━━━ Data for the task
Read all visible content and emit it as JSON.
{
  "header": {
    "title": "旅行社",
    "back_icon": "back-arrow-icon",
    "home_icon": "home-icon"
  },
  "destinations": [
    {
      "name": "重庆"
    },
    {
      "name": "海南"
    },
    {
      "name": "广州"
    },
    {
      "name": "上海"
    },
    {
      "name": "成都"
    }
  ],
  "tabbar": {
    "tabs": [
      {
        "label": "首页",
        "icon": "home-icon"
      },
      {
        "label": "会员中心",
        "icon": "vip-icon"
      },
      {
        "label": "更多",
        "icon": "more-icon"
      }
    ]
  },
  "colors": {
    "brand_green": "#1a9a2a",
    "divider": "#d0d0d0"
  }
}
━━━━━━
### The request
Print again each line of the listing above, exactly as it appears.

### The solution
Read all visible content and emit it as JSON.
{
  "header": {
    "title": "旅行社",
    "back_icon": "back-arrow-icon",
    "home_icon": "home-icon"
  },
  "destinations": [
    {
      "name": "重庆"
    },
    {
      "name": "海南"
    },
    {
      "name": "广州"
    },
    {
      "name": "上海"
    },
    {
      "name": "成都"
    }
  ],
  "tabbar": {
    "tabs": [
      {
        "label": "首页",
        "icon": "home-icon"
      },
      {
        "label": "会员中心",
        "icon": "vip-icon"
      },
      {
        "label": "更多",
        "icon": "more-icon"
      }
    ]
  },
  "colors": {
    "brand_green": "#1a9a2a",
    "divider": "#d0d0d0"
  }
}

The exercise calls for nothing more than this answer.